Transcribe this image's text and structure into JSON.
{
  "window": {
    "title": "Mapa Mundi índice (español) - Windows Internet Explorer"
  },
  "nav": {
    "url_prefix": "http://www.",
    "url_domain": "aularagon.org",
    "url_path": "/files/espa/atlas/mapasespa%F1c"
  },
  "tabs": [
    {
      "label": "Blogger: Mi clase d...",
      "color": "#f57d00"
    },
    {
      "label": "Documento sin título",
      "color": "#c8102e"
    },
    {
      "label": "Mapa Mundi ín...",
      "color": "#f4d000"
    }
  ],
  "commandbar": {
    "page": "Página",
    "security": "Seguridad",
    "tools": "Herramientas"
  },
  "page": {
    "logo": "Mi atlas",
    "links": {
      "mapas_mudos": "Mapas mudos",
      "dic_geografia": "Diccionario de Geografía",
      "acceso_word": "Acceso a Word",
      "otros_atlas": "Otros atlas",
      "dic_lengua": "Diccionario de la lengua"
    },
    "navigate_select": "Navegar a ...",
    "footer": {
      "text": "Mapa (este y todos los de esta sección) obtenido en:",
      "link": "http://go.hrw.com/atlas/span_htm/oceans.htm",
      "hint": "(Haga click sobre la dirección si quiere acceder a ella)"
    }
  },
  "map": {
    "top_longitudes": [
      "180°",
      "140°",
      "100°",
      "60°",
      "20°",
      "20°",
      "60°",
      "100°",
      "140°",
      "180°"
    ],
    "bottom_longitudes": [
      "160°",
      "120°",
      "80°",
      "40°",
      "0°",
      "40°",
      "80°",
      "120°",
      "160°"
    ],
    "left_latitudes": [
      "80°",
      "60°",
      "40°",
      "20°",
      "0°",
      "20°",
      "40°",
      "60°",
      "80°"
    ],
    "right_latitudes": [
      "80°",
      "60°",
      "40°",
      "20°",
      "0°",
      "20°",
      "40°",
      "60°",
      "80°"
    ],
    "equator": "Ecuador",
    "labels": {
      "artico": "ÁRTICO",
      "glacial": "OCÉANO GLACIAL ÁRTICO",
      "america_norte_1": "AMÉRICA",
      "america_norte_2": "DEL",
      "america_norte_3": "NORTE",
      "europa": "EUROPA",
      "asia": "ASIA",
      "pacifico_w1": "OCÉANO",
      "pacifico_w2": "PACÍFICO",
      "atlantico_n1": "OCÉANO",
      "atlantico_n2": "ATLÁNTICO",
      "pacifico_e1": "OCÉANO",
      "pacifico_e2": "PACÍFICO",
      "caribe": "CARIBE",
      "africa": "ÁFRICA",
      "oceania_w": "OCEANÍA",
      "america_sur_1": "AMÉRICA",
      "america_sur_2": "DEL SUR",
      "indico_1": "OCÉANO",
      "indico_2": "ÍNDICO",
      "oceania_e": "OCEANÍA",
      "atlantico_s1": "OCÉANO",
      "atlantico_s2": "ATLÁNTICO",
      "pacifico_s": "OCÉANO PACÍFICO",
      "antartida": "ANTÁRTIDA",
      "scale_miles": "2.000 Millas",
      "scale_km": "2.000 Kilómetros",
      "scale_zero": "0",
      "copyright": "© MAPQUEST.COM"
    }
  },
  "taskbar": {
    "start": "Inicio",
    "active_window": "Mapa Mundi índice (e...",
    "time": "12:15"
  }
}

################

EXERCISE TASK. Each entry above needs to be retyped exactly.

TASK RESPONSE.
Transcribe this image's text and structure into JSON.
{
  "window": {
    "title": "Mapa Mundi índice (español) - Windows Internet Explorer"
  },
  "nav": {
    "url_prefix": "http://www.",
    "url_domain": "aularagon.org",
    "url_path": "/files/espa/atlas/mapasespa%F1c"
  },
  "tabs": [
    {
      "label": "Blogger: Mi clase d...",
      "color": "#f57d00"
    },
    {
      "label": "Documento sin título",
      "color": "#c8102e"
    },
    {
      "label": "Mapa Mundi ín...",
      "color": "#f4d000"
    }
  ],
  "commandbar": {
    "page": "Página",
    "security": "Seguridad",
    "tools": "Herramientas"
  },
  "page": {
    "logo": "Mi atlas",
    "links": {
      "mapas_mudos": "Mapas mudos",
      "dic_geografia": "Diccionario de Geografía",
      "acceso_word": "Acceso a Word",
      "otros_atlas": "Otros atlas",
      "dic_lengua": "Diccionario de la lengua"
    },
    "navigate_select": "Navegar a ...",
    "footer": {
      "text": "Mapa (este y todos los de esta sección) obtenido en:",
      "link": "http://go.hrw.com/atlas/span_htm/oceans.htm",
      "hint": "(Haga click sobre la dirección si quiere acceder a ella)"
    }
  },
  "map": {
    "top_longitudes": [
      "180°",
      "140°",
      "100°",
      "60°",
      "20°",
      "20°",
      "60°",
      "100°",
      "140°",
      "180°"
    ],
    "bottom_longitudes": [
      "160°",
      "120°",
      "80°",
      "40°",
      "0°",
      "40°",
      "80°",
      "120°",
      "160°"
    ],
    "left_latitudes": [
      "80°",
      "60°",
      "40°",
      "20°",
      "0°",
      "20°",
      "40°",
      "60°",
      "80°"
    ],
    "right_latitudes": [
      "80°",
      "60°",
      "40°",
      "20°",
      "0°",
      "20°",
      "40°",
      "60°",
      "80°"
    ],
    "equator": "Ecuador",
    "labels": {
      "artico": "ÁRTICO",
      "glacial": "OCÉANO GLACIAL ÁRTICO",
      "america_norte_1": "AMÉRICA",
      "america_norte_2": "DEL",
      "america_norte_3": "NORTE",
      "europa": "EUROPA",
      "asia": "ASIA",
      "pacifico_w1": "OCÉANO",
      "pacifico_w2": "PACÍFICO",
      "atlantico_n1": "OCÉANO",
      "atlantico_n2": "ATLÁNTICO",
      "pacifico_e1": "OCÉANO",
      "pacifico_e2": "PACÍFICO",
      "caribe": "CARIBE",
      "africa": "ÁFRICA",
      "oceania_w": "OCEANÍA",
      "america_sur_1": "AMÉRICA",
      "america_sur_2": "DEL SUR",
      "indico_1": "OCÉANO",
      "indico_2": "ÍNDICO",
      "oceania_e": "OCEANÍA",
      "atlantico_s1": "OCÉANO",
      "atlantico_s2": "ATLÁNTICO",
      "pacifico_s": "OCÉANO PACÍFICO",
      "antartida": "ANTÁRTIDA",
      "scale_miles": "2.000 Millas",
      "scale_km": "2.000 Kilómetros",
      "scale_zero": "0",
      "copyright": "© MAPQUEST.COM"
    }
  },
  "taskbar": {
    "start": "Inicio",
    "active_window": "Mapa Mundi índice (e...",
    "time": "12:15"
  }
}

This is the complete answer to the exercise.